### TASK OBJECTIVE:
Your task is to filter the data below down to the lines holding "name".

-- start THE INPUT --

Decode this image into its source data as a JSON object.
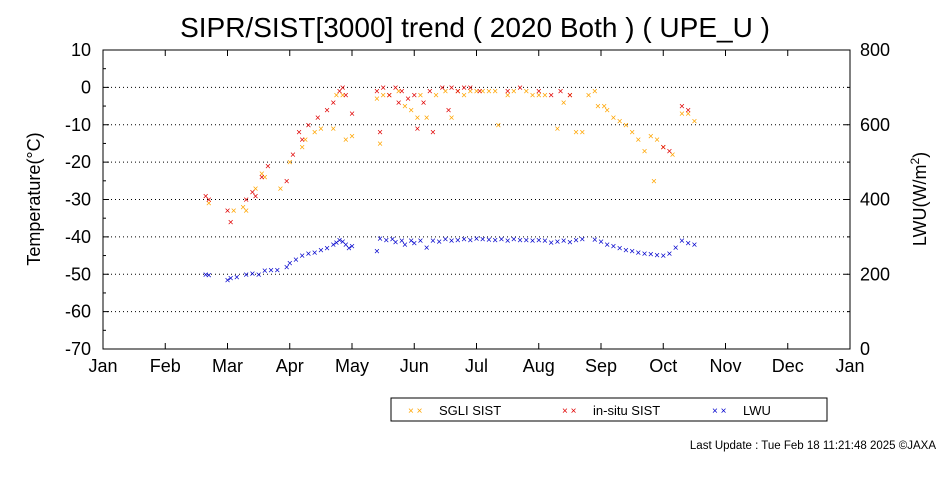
{
  "chart_data": {
    "type": "scatter",
    "title": "SIPR/SIST[3000] trend ( 2020 Both ) ( UPE_U )",
    "ylabel_left": "Temperature(°C)",
    "ylabel_right_base": "LWU(W/m",
    "ylabel_right_sup": "2",
    "ylabel_right_close": ")",
    "ylim_left": [
      -70,
      10
    ],
    "ylim_right": [
      0,
      800
    ],
    "y_left_ticks": [
      10,
      0,
      -10,
      -20,
      -30,
      -40,
      -50,
      -60,
      -70
    ],
    "y_right_ticks": [
      800,
      600,
      400,
      200,
      0
    ],
    "x_unit": "month of 2020",
    "xlim": [
      0,
      12
    ],
    "x_ticks": [
      "Jan",
      "Feb",
      "Mar",
      "Apr",
      "May",
      "Jun",
      "Jul",
      "Aug",
      "Sep",
      "Oct",
      "Nov",
      "Dec",
      "Jan"
    ],
    "grid": "horizontal dotted lines",
    "legend_placement": "bottom-right",
    "marker": "×",
    "series": [
      {
        "name": "SGLI SIST",
        "axis": "left",
        "color": "#ffa500",
        "points": [
          [
            1.7,
            -31
          ],
          [
            2.1,
            -33
          ],
          [
            2.25,
            -32
          ],
          [
            2.3,
            -33
          ],
          [
            2.45,
            -27
          ],
          [
            2.55,
            -23
          ],
          [
            2.6,
            -24
          ],
          [
            2.85,
            -27
          ],
          [
            3.0,
            -20
          ],
          [
            3.2,
            -16
          ],
          [
            3.25,
            -14
          ],
          [
            3.4,
            -12
          ],
          [
            3.5,
            -11
          ],
          [
            3.7,
            -11
          ],
          [
            3.75,
            -2
          ],
          [
            3.85,
            -2
          ],
          [
            3.9,
            -14
          ],
          [
            4.0,
            -13
          ],
          [
            4.4,
            -3
          ],
          [
            4.45,
            -15
          ],
          [
            4.5,
            -2
          ],
          [
            4.6,
            -2
          ],
          [
            4.75,
            -1
          ],
          [
            4.85,
            -5
          ],
          [
            4.95,
            -6
          ],
          [
            5.05,
            -8
          ],
          [
            5.1,
            -2
          ],
          [
            5.2,
            -8
          ],
          [
            5.35,
            -2
          ],
          [
            5.5,
            -1
          ],
          [
            5.6,
            -8
          ],
          [
            5.7,
            -1
          ],
          [
            5.8,
            -2
          ],
          [
            5.9,
            -1
          ],
          [
            6.0,
            -1
          ],
          [
            6.1,
            -1
          ],
          [
            6.2,
            -1
          ],
          [
            6.3,
            -1
          ],
          [
            6.35,
            -10
          ],
          [
            6.5,
            -2
          ],
          [
            6.6,
            -1
          ],
          [
            6.8,
            -1
          ],
          [
            6.9,
            -2
          ],
          [
            7.0,
            -2
          ],
          [
            7.1,
            -2
          ],
          [
            7.3,
            -11
          ],
          [
            7.4,
            -4
          ],
          [
            7.5,
            -2
          ],
          [
            7.6,
            -12
          ],
          [
            7.7,
            -12
          ],
          [
            7.8,
            -2
          ],
          [
            7.9,
            -1
          ],
          [
            7.95,
            -5
          ],
          [
            8.05,
            -5
          ],
          [
            8.1,
            -6
          ],
          [
            8.2,
            -8
          ],
          [
            8.3,
            -9
          ],
          [
            8.4,
            -10
          ],
          [
            8.5,
            -12
          ],
          [
            8.6,
            -14
          ],
          [
            8.7,
            -17
          ],
          [
            8.8,
            -13
          ],
          [
            8.85,
            -25
          ],
          [
            8.9,
            -14
          ],
          [
            9.0,
            -16
          ],
          [
            9.15,
            -18
          ],
          [
            9.3,
            -7
          ],
          [
            9.4,
            -7
          ],
          [
            9.5,
            -9
          ]
        ]
      },
      {
        "name": "in-situ SIST",
        "axis": "left",
        "color": "#e00000",
        "points": [
          [
            1.65,
            -29
          ],
          [
            1.7,
            -30
          ],
          [
            2.0,
            -33
          ],
          [
            2.05,
            -36
          ],
          [
            2.3,
            -30
          ],
          [
            2.4,
            -28
          ],
          [
            2.45,
            -29
          ],
          [
            2.55,
            -24
          ],
          [
            2.65,
            -21
          ],
          [
            2.95,
            -25
          ],
          [
            3.05,
            -18
          ],
          [
            3.15,
            -12
          ],
          [
            3.2,
            -14
          ],
          [
            3.3,
            -10
          ],
          [
            3.45,
            -8
          ],
          [
            3.6,
            -6
          ],
          [
            3.7,
            -4
          ],
          [
            3.8,
            -1
          ],
          [
            3.85,
            0
          ],
          [
            3.9,
            -2
          ],
          [
            4.0,
            -7
          ],
          [
            4.4,
            -1
          ],
          [
            4.45,
            -12
          ],
          [
            4.5,
            0
          ],
          [
            4.6,
            -2
          ],
          [
            4.7,
            0
          ],
          [
            4.75,
            -4
          ],
          [
            4.8,
            -1
          ],
          [
            4.9,
            -3
          ],
          [
            5.0,
            -2
          ],
          [
            5.05,
            -11
          ],
          [
            5.15,
            -4
          ],
          [
            5.25,
            -1
          ],
          [
            5.3,
            -12
          ],
          [
            5.45,
            0
          ],
          [
            5.55,
            -6
          ],
          [
            5.6,
            0
          ],
          [
            5.7,
            -1
          ],
          [
            5.8,
            0
          ],
          [
            5.9,
            0
          ],
          [
            6.05,
            -1
          ],
          [
            6.5,
            -1
          ],
          [
            6.7,
            0
          ],
          [
            7.0,
            -1
          ],
          [
            7.2,
            -2
          ],
          [
            7.35,
            -1
          ],
          [
            7.5,
            -2
          ],
          [
            9.0,
            -16
          ],
          [
            9.1,
            -17
          ],
          [
            9.3,
            -5
          ],
          [
            9.4,
            -6
          ]
        ]
      },
      {
        "name": "LWU",
        "axis": "right",
        "color": "#0000cc",
        "points": [
          [
            1.65,
            200
          ],
          [
            1.7,
            198
          ],
          [
            2.0,
            185
          ],
          [
            2.05,
            190
          ],
          [
            2.15,
            192
          ],
          [
            2.3,
            200
          ],
          [
            2.4,
            202
          ],
          [
            2.5,
            200
          ],
          [
            2.6,
            210
          ],
          [
            2.7,
            212
          ],
          [
            2.8,
            212
          ],
          [
            2.95,
            220
          ],
          [
            3.0,
            230
          ],
          [
            3.1,
            240
          ],
          [
            3.2,
            250
          ],
          [
            3.3,
            255
          ],
          [
            3.4,
            258
          ],
          [
            3.5,
            265
          ],
          [
            3.6,
            270
          ],
          [
            3.7,
            280
          ],
          [
            3.75,
            285
          ],
          [
            3.8,
            292
          ],
          [
            3.85,
            288
          ],
          [
            3.9,
            280
          ],
          [
            3.95,
            270
          ],
          [
            4.0,
            275
          ],
          [
            4.4,
            262
          ],
          [
            4.45,
            296
          ],
          [
            4.55,
            292
          ],
          [
            4.65,
            294
          ],
          [
            4.7,
            286
          ],
          [
            4.8,
            290
          ],
          [
            4.85,
            280
          ],
          [
            4.95,
            290
          ],
          [
            5.0,
            283
          ],
          [
            5.1,
            290
          ],
          [
            5.2,
            272
          ],
          [
            5.3,
            290
          ],
          [
            5.4,
            288
          ],
          [
            5.5,
            294
          ],
          [
            5.6,
            290
          ],
          [
            5.7,
            292
          ],
          [
            5.8,
            294
          ],
          [
            5.9,
            292
          ],
          [
            6.0,
            295
          ],
          [
            6.1,
            294
          ],
          [
            6.2,
            293
          ],
          [
            6.3,
            292
          ],
          [
            6.4,
            294
          ],
          [
            6.5,
            290
          ],
          [
            6.6,
            294
          ],
          [
            6.7,
            292
          ],
          [
            6.8,
            292
          ],
          [
            6.9,
            290
          ],
          [
            7.0,
            292
          ],
          [
            7.1,
            290
          ],
          [
            7.2,
            285
          ],
          [
            7.3,
            288
          ],
          [
            7.4,
            290
          ],
          [
            7.5,
            286
          ],
          [
            7.6,
            292
          ],
          [
            7.7,
            294
          ],
          [
            7.9,
            293
          ],
          [
            8.0,
            288
          ],
          [
            8.1,
            280
          ],
          [
            8.2,
            275
          ],
          [
            8.3,
            270
          ],
          [
            8.4,
            265
          ],
          [
            8.5,
            262
          ],
          [
            8.6,
            258
          ],
          [
            8.7,
            255
          ],
          [
            8.8,
            254
          ],
          [
            8.9,
            252
          ],
          [
            9.0,
            250
          ],
          [
            9.1,
            255
          ],
          [
            9.2,
            272
          ],
          [
            9.3,
            290
          ],
          [
            9.4,
            283
          ],
          [
            9.5,
            280
          ]
        ]
      }
    ]
  },
  "legend": {
    "items": [
      {
        "label": "SGLI SIST",
        "color": "#ffa500"
      },
      {
        "label": "in-situ SIST",
        "color": "#e00000"
      },
      {
        "label": "LWU",
        "color": "#0000cc"
      }
    ]
  },
  "footer": {
    "last_update": "Last Update : Tue Feb 18 11:21:48 2025  ©JAXA"
  }
}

-- end THE INPUT --

### RESULT OF THE TASK:
        "name": "SGLI SIST",
        "name": "in-situ SIST",
        "name": "LWU",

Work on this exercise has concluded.